◆ TEXTE FOURNI
******
1.1 Règles individuelles, « histoire conjecturale » et sélection évolutive des règles

Les individus sont dotés, selon Hayek, de schèmes (patterns) ou de systèmes de règles qui gouvernent leur perception du monde extérieur et leur permettent de produire différents modèles d’action. Ces règles sont abstraites, largement tacites, et échappent la plupart du temps à toute activité consciente. Ces règles sont transmises (et apprises) dans les interactions individuelles; elles évoluent en rapport avec l’ordre général qu’elles définissent. Ces derniers points, qui représentent l’évolution des règles, seront abordés dans un second temps. Concentrons-nous, pour l’instant, sur cette notion de règles abstraites, conçues comme l’élément premier, explicatif de toute perception, de tout jugement individuel, de toute action[2].
******
◆ DONNÉES FOURNIES
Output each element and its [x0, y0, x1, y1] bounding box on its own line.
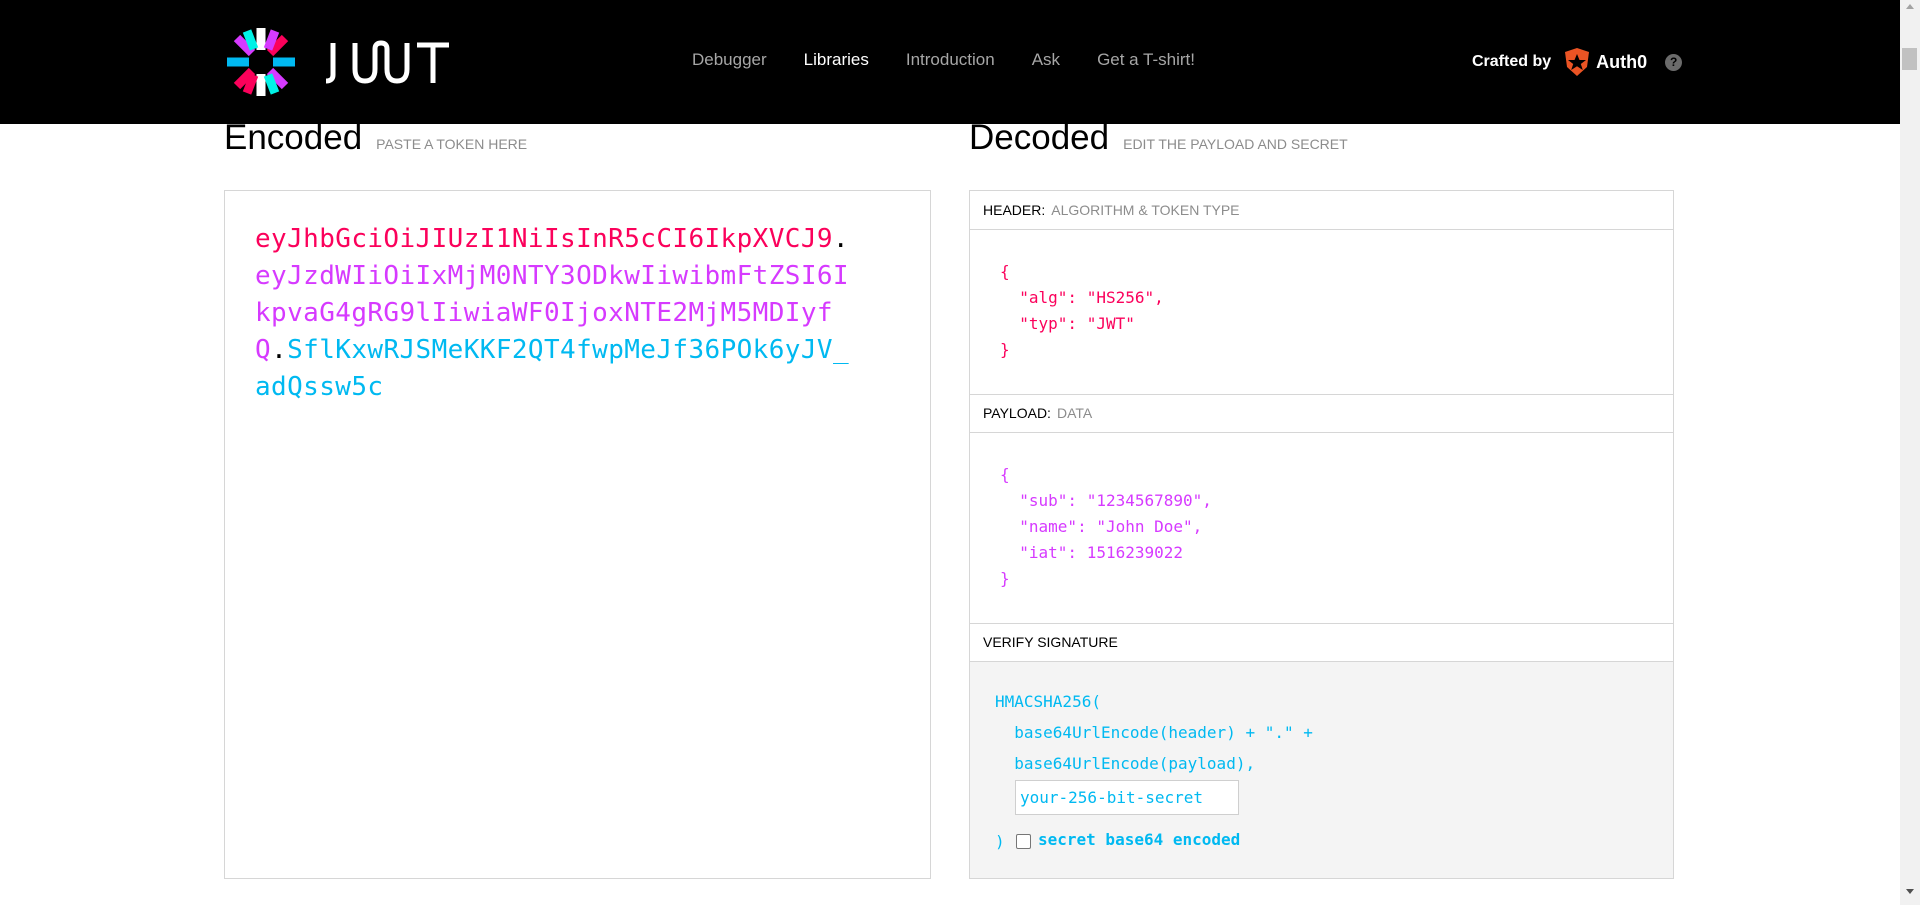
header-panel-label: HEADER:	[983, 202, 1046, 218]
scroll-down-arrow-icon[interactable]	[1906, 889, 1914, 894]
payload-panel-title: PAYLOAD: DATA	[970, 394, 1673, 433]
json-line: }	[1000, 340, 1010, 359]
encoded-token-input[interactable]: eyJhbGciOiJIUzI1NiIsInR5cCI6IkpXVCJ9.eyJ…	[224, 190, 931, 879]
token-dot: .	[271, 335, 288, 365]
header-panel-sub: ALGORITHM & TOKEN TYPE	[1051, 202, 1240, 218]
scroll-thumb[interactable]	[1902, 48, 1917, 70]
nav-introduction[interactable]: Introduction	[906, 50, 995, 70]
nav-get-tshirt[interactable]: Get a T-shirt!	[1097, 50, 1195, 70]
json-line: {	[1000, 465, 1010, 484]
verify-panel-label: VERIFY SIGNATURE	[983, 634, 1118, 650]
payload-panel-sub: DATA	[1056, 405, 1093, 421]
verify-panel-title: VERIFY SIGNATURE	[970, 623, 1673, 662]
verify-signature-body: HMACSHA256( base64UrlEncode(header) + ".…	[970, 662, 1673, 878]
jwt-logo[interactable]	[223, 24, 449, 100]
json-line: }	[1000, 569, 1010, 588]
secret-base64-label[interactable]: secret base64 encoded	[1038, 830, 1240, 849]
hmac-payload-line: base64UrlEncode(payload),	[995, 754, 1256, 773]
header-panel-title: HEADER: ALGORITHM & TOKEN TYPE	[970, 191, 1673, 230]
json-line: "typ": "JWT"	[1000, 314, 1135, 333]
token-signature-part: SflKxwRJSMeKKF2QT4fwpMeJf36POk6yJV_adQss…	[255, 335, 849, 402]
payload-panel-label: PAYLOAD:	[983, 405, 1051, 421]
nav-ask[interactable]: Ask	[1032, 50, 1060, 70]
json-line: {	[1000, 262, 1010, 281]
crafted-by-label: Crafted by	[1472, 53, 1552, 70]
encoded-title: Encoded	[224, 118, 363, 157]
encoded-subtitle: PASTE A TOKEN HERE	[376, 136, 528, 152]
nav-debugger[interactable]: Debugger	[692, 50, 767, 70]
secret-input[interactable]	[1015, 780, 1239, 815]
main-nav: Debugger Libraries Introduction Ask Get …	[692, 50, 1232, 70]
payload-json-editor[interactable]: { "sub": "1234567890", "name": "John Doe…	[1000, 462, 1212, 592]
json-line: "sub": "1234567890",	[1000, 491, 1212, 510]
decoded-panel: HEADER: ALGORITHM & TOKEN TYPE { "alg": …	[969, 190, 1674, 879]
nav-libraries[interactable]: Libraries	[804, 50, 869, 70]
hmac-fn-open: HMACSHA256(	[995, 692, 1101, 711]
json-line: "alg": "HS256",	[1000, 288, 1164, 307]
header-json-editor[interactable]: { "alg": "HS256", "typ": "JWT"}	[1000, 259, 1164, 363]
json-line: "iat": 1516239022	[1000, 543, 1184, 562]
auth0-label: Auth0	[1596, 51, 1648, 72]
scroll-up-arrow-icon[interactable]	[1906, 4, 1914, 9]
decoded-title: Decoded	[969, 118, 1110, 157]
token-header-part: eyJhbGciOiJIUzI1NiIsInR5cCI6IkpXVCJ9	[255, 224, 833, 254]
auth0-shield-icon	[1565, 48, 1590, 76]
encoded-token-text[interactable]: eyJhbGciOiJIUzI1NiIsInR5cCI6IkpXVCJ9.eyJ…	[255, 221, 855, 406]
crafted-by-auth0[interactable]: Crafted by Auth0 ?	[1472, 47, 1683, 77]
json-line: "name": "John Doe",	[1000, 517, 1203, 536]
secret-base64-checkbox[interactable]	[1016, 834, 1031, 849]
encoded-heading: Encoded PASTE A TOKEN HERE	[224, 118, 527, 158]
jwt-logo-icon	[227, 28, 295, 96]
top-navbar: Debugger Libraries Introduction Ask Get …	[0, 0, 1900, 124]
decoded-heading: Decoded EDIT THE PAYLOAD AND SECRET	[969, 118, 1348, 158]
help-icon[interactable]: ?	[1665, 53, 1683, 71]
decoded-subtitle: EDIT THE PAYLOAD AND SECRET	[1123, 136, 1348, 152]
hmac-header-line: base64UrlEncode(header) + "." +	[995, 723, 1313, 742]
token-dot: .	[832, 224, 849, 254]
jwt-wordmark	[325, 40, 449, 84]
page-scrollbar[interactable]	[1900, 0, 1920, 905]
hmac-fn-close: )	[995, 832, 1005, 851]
******
◆ EXERCICE 1
Dans le texte sur les règles individuelles chez Hayek, par quel moyen ces règles sont-elles transmises et apprises ?
◆ EXERCICE 2
Recopiez à l'identique les lignes des enregistrements, en partant de celle qui contient « 202, 1046, 218] » et en finissant par celle qui contient « 314, 1135, 333] », ces deux lignes comprises.

◆ RÉPONSE 1
Elles sont transmises et apprises dans les interactions individuelles.

◆ RÉPONSE 2
header-panel-label: HEADER:	[983, 202, 1046, 218]
scroll-down-arrow-icon[interactable]	[1906, 889, 1914, 894]
payload-panel-title: PAYLOAD: DATA	[970, 394, 1673, 433]
json-line: }	[1000, 340, 1010, 359]
encoded-token-input[interactable]: eyJhbGciOiJIUzI1NiIsInR5cCI6IkpXVCJ9.eyJ…	[224, 190, 931, 879]
token-dot: .	[271, 335, 288, 365]
header-panel-sub: ALGORITHM & TOKEN TYPE	[1051, 202, 1240, 218]
scroll-thumb[interactable]	[1902, 48, 1917, 70]
nav-introduction[interactable]: Introduction	[906, 50, 995, 70]
nav-get-tshirt[interactable]: Get a T-shirt!	[1097, 50, 1195, 70]
json-line: {	[1000, 465, 1010, 484]
verify-panel-label: VERIFY SIGNATURE	[983, 634, 1118, 650]
payload-panel-sub: DATA	[1056, 405, 1093, 421]
verify-panel-title: VERIFY SIGNATURE	[970, 623, 1673, 662]
verify-signature-body: HMACSHA256( base64UrlEncode(header) + ".…	[970, 662, 1673, 878]
jwt-logo[interactable]	[223, 24, 449, 100]
json-line: }	[1000, 569, 1010, 588]
secret-base64-label[interactable]: secret base64 encoded	[1038, 830, 1240, 849]
hmac-payload-line: base64UrlEncode(payload),	[995, 754, 1256, 773]
header-panel-title: HEADER: ALGORITHM & TOKEN TYPE	[970, 191, 1673, 230]
json-line: "typ": "JWT"	[1000, 314, 1135, 333]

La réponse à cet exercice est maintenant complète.